Search the material for the string "color", then return every line where it is found.

Records from a collection of figures

━━━━━━━━━━━━━━━━━━━━

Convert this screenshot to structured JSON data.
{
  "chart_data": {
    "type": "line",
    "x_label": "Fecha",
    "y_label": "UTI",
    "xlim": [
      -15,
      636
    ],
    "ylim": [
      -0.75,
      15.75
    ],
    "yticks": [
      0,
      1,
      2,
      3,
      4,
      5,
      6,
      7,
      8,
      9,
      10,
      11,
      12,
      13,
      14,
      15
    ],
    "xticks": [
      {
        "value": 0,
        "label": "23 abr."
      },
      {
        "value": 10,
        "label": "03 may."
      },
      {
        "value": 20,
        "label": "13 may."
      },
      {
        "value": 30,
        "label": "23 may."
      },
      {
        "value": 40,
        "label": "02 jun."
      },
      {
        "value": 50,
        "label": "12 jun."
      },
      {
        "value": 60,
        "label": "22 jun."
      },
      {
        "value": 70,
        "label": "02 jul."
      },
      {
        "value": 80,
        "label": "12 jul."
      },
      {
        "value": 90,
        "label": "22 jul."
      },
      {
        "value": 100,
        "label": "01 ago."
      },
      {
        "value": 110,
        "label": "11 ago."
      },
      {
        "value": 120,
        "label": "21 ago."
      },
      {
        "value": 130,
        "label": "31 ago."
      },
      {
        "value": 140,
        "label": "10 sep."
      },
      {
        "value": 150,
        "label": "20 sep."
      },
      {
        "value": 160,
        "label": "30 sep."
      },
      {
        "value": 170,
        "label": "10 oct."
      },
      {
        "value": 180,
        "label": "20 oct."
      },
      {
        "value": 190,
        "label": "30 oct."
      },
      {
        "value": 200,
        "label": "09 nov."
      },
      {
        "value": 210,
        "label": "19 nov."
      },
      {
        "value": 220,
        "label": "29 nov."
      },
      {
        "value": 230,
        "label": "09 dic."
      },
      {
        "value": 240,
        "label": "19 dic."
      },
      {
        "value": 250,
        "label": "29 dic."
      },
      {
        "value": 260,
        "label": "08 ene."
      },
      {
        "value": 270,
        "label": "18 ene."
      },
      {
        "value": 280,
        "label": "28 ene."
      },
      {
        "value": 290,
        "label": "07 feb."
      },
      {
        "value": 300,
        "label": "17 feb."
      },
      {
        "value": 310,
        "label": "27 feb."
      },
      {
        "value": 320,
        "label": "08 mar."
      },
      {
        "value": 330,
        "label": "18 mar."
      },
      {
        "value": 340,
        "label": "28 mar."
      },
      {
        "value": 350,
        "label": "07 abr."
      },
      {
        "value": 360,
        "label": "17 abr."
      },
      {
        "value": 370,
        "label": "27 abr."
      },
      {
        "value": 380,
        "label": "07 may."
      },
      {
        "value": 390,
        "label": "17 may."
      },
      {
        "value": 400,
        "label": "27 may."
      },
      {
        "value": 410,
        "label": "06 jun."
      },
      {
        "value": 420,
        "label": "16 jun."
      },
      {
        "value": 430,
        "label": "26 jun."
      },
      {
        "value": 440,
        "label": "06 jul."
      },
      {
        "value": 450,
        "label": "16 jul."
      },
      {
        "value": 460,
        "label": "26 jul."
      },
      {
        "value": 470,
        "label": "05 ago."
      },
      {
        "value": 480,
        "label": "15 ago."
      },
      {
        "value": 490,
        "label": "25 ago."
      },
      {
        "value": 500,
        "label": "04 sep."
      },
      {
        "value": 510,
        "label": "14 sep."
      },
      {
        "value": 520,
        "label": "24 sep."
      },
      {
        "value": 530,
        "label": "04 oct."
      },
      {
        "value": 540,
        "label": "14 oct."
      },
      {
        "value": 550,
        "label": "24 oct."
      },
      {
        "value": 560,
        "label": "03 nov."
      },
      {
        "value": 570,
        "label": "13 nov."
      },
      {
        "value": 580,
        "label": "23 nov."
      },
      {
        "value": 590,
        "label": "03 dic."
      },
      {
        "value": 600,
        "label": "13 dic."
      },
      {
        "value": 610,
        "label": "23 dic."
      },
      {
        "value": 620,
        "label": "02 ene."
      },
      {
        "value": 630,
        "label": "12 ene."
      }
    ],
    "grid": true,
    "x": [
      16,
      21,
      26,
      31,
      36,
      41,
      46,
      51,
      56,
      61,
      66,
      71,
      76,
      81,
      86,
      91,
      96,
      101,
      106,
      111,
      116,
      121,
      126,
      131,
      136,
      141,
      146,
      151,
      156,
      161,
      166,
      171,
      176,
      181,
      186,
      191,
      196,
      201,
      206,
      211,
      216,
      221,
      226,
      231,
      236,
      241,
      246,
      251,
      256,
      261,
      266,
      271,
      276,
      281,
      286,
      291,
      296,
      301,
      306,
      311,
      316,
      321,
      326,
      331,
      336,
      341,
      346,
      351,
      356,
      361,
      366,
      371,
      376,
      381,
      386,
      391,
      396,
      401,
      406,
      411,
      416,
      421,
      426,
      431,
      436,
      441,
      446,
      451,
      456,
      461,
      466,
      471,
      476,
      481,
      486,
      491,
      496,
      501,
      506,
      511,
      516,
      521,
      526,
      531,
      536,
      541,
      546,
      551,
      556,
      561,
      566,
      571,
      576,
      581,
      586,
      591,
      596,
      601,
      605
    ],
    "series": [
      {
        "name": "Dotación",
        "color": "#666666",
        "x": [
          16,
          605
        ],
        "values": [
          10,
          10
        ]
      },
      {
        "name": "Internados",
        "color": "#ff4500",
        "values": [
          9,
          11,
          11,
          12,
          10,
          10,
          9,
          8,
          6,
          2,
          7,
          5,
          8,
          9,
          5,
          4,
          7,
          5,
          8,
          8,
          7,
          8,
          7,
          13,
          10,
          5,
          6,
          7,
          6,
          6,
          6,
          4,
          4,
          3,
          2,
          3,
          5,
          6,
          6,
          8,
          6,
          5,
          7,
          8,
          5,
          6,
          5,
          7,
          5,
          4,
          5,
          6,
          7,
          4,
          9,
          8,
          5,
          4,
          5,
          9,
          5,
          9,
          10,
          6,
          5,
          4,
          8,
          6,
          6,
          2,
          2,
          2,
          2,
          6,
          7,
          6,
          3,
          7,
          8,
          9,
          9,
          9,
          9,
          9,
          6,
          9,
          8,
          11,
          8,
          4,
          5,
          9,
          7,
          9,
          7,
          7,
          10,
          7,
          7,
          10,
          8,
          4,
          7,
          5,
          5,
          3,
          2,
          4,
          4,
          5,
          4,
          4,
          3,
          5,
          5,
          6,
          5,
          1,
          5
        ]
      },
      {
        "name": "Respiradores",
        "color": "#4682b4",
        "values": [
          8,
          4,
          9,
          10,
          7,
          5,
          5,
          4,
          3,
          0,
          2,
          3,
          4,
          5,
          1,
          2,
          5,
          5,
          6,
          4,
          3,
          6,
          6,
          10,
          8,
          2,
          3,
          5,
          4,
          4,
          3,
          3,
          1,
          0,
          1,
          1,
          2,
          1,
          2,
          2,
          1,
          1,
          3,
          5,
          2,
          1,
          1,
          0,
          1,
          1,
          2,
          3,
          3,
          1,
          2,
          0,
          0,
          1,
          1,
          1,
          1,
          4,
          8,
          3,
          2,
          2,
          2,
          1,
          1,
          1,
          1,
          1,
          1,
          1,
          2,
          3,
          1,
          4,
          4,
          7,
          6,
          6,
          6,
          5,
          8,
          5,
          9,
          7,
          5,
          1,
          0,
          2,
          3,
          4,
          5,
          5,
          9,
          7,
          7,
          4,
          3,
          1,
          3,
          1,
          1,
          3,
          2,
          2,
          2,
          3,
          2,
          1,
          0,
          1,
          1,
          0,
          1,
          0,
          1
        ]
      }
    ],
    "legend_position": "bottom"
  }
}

━━━━━━━━━━━━━━━━━━━━

» **Task output**:
        "color": "#666666",
        "color": "#ff4500",
        "color": "#4682b4",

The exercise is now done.